%%
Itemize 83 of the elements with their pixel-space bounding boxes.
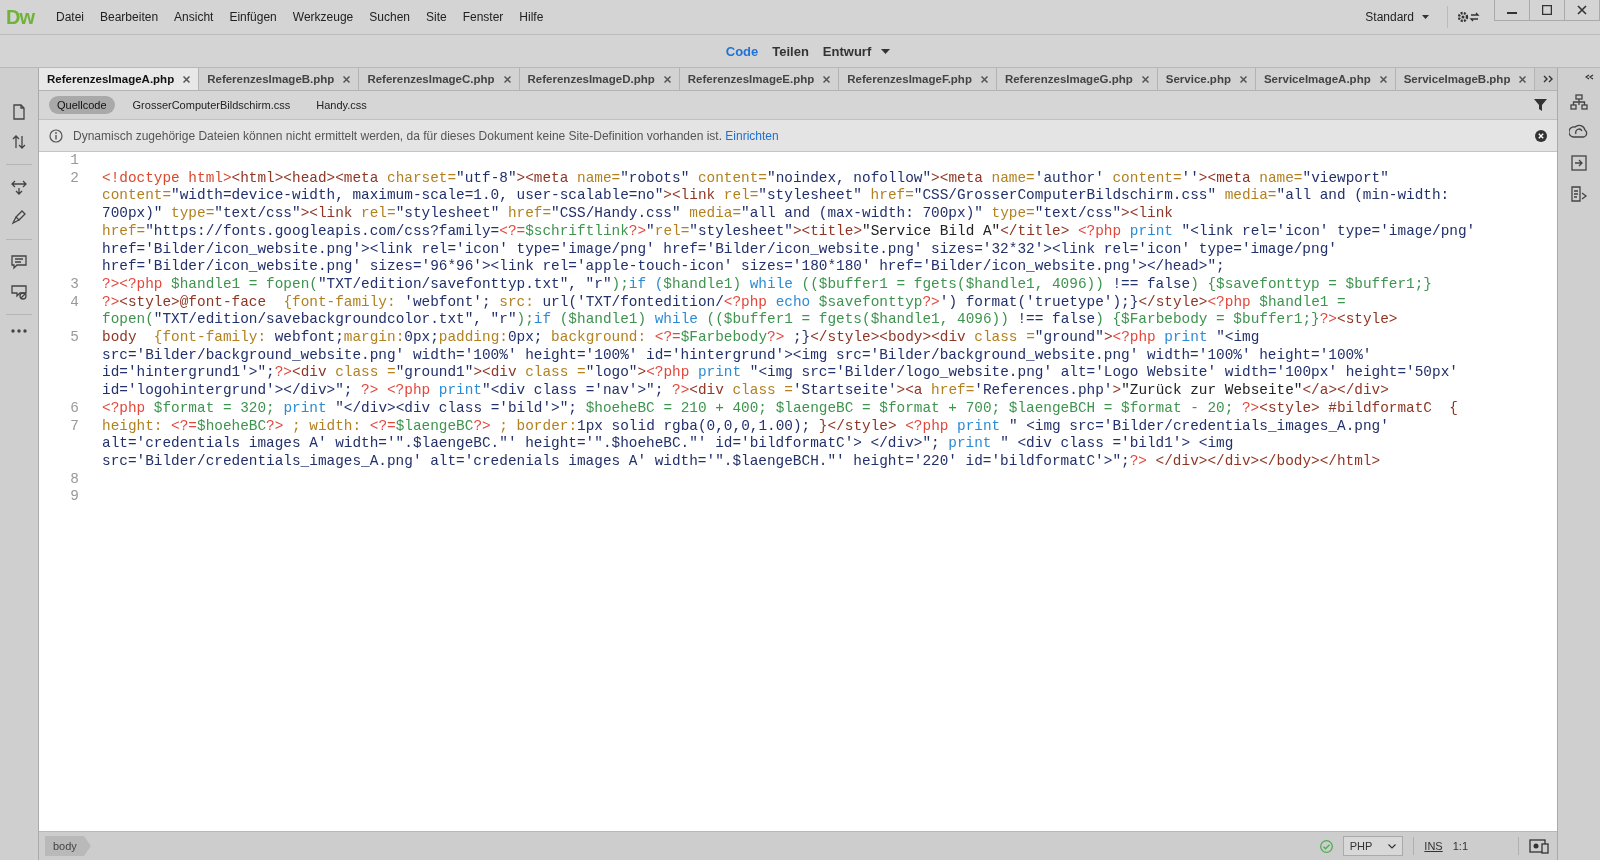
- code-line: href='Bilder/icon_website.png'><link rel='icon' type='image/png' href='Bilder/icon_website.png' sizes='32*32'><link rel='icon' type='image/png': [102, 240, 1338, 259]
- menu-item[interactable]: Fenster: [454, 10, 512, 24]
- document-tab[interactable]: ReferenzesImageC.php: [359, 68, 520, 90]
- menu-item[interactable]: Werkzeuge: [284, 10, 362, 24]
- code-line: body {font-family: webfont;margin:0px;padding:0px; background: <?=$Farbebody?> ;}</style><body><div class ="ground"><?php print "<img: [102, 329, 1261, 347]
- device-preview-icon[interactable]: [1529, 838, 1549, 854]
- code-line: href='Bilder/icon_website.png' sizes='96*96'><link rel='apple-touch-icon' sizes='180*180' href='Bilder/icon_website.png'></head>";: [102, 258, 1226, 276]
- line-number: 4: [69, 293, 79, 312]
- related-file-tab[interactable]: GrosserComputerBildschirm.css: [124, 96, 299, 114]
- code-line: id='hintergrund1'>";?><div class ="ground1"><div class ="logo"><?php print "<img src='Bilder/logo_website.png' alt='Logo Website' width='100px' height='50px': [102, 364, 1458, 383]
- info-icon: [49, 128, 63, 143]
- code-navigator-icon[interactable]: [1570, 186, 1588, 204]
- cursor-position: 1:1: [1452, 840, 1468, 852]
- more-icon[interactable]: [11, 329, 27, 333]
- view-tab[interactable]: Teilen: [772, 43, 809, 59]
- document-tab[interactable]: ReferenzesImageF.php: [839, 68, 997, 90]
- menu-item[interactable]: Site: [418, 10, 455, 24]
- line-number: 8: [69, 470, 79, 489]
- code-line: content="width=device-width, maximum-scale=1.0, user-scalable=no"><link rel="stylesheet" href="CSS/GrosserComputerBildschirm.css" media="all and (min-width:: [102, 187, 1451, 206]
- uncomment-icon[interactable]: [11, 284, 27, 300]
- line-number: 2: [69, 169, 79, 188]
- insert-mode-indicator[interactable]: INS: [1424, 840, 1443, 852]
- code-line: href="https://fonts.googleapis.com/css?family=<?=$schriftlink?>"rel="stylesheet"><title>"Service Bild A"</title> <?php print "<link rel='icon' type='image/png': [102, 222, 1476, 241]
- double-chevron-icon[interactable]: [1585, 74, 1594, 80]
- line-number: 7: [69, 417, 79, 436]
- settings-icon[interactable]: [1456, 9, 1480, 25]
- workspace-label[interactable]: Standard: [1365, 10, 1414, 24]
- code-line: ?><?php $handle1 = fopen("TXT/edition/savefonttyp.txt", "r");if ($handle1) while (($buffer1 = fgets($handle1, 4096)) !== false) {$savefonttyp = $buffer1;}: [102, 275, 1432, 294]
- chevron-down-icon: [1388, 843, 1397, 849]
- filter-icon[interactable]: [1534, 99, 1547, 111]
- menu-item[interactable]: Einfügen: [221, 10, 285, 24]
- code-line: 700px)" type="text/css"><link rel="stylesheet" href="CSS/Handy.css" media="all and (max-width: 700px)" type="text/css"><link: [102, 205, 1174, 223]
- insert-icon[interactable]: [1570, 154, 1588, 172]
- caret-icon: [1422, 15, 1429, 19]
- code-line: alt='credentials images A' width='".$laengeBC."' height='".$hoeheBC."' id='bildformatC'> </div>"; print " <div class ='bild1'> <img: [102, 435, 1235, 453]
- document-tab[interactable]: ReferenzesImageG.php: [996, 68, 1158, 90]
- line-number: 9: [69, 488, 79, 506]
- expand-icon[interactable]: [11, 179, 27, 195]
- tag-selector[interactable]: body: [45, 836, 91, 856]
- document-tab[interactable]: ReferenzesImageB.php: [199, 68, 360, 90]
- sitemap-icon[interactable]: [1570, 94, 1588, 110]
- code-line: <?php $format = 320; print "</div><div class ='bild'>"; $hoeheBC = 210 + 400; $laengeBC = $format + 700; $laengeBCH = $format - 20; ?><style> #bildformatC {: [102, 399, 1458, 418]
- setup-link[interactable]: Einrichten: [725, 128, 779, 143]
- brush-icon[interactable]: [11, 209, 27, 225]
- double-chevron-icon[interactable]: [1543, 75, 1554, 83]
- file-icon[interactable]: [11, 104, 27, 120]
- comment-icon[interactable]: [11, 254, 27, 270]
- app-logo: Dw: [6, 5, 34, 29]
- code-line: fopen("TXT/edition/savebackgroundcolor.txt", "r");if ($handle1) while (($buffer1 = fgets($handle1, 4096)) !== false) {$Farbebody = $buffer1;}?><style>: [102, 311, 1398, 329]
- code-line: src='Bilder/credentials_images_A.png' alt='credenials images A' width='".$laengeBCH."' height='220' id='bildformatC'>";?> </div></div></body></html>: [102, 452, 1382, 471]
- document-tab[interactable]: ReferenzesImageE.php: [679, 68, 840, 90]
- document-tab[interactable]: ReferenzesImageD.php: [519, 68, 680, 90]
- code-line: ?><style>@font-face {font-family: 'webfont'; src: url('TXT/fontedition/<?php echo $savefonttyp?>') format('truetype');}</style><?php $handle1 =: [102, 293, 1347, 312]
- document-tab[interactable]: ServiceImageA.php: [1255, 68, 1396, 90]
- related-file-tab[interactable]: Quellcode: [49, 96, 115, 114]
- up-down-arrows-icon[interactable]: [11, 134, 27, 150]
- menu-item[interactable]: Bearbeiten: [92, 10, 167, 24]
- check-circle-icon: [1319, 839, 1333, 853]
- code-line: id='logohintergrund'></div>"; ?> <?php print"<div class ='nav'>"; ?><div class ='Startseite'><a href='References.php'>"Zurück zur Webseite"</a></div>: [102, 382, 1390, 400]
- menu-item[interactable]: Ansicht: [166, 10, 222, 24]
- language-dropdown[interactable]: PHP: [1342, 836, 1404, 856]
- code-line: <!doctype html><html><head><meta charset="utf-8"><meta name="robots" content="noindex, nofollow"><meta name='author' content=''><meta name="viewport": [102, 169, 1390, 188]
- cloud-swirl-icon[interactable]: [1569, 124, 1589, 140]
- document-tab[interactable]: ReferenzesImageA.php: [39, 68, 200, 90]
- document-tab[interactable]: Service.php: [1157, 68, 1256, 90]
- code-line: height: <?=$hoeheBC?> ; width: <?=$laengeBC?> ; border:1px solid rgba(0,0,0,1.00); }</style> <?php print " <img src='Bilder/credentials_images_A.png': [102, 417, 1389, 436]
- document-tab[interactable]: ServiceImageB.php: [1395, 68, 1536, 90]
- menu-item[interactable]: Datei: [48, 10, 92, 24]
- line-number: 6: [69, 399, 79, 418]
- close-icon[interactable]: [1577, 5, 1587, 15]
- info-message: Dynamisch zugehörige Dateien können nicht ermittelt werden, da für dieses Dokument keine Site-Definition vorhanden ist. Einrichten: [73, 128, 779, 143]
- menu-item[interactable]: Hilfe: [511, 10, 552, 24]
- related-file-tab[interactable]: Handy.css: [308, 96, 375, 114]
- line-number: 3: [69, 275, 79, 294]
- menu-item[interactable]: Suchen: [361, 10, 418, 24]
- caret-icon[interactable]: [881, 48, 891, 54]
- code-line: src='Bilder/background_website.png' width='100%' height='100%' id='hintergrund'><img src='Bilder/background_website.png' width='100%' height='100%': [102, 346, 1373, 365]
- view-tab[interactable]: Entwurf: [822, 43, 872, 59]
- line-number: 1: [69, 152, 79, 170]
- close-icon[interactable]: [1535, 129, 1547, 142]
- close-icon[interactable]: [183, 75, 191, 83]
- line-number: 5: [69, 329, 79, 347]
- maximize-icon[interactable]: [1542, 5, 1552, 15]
%%
%%
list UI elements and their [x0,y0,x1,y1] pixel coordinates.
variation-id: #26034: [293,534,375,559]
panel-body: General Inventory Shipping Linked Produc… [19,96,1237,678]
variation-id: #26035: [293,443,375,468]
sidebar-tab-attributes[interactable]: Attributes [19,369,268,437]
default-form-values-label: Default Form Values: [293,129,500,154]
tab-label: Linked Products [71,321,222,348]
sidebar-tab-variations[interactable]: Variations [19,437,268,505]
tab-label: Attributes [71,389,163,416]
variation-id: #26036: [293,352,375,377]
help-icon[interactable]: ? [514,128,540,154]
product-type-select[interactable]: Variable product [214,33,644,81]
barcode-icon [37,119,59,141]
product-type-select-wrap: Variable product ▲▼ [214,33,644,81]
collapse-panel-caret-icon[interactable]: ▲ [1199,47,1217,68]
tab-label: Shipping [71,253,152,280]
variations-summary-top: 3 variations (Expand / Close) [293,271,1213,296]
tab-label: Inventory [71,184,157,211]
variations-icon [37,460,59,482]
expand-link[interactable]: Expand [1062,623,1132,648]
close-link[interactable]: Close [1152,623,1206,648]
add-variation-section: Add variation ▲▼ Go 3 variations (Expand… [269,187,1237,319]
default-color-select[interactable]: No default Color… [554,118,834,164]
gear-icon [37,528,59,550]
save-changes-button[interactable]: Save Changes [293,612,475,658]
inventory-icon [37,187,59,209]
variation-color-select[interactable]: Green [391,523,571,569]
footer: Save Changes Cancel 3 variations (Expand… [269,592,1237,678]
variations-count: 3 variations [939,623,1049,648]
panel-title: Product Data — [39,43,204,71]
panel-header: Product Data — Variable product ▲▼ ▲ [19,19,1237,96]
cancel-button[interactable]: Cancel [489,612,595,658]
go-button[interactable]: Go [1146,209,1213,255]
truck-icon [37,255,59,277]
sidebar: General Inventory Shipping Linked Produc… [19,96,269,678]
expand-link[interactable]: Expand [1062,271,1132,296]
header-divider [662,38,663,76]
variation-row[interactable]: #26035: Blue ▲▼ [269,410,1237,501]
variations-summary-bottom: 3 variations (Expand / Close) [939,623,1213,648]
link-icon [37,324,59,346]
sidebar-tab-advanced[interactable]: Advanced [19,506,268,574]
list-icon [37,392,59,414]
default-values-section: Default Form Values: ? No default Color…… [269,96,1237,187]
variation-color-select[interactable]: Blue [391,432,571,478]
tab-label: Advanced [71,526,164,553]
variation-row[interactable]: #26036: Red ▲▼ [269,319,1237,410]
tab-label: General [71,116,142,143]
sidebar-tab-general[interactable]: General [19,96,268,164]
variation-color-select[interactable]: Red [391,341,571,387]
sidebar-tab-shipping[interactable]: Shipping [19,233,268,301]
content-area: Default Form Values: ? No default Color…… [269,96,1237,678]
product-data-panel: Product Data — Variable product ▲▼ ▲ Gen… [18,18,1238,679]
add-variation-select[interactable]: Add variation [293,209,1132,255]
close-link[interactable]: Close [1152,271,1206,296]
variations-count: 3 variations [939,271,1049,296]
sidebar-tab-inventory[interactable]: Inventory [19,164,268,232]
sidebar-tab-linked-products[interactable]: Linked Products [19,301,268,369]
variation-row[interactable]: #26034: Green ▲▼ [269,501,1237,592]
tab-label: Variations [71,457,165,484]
%%
Gather every row above that contains the string "Handy" and copy each one in full. Case counts, so match capital and lowercase letters exactly.

Written response:
- code-line: 700px)" type="text/css"><link rel="stylesheet" href="CSS/Handy.css" media="all and (max-width: 700px)" type="text/css"><link: [102, 205, 1174, 223]
- related-file-tab[interactable]: Handy.css: [308, 96, 375, 114]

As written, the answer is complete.